From the material below, copy out each line with the word "Finanzen" in it.

▶ **Recorded data**
<<<<
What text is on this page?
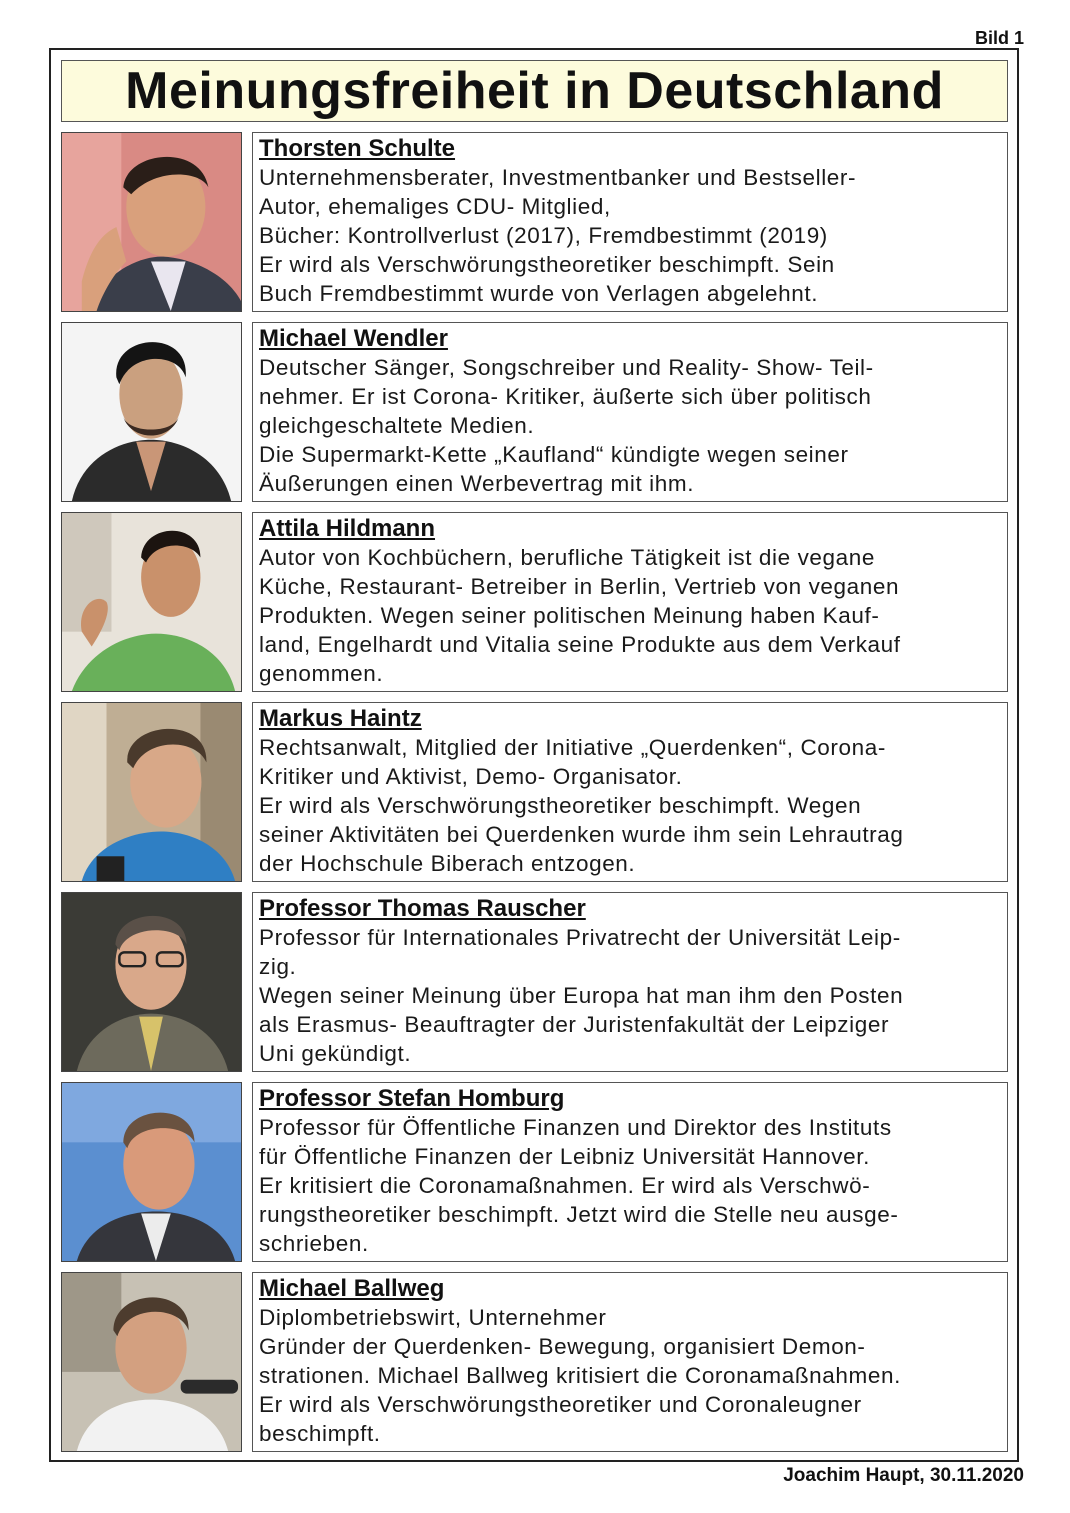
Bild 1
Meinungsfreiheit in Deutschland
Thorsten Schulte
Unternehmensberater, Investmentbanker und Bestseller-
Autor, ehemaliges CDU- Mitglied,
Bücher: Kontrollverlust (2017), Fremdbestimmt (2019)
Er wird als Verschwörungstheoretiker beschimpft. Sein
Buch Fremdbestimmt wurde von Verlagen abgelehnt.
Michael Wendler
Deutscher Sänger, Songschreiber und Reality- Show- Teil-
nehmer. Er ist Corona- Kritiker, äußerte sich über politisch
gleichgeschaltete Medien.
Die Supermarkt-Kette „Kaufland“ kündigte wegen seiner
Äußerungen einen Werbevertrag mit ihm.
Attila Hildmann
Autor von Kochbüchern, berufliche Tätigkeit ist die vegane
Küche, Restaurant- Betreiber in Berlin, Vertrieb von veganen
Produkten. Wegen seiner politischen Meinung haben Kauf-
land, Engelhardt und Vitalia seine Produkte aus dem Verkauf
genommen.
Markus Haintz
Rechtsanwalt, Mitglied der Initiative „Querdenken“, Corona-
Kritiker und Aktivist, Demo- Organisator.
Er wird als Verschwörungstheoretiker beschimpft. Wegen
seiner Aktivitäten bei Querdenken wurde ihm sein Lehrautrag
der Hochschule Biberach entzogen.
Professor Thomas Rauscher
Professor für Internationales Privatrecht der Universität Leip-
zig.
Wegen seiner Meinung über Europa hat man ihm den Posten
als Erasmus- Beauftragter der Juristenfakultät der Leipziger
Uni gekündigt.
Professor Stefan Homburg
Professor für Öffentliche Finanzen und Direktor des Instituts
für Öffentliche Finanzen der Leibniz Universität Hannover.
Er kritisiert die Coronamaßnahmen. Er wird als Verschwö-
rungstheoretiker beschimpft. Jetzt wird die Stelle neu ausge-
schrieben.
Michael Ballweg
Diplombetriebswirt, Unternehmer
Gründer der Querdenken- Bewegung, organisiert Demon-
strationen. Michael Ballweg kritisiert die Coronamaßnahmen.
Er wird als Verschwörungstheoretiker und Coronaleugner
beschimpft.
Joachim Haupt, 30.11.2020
>>>>
▶ **Output**
Professor für Öffentliche Finanzen und Direktor des Instituts
für Öffentliche Finanzen der Leibniz Universität Hannover.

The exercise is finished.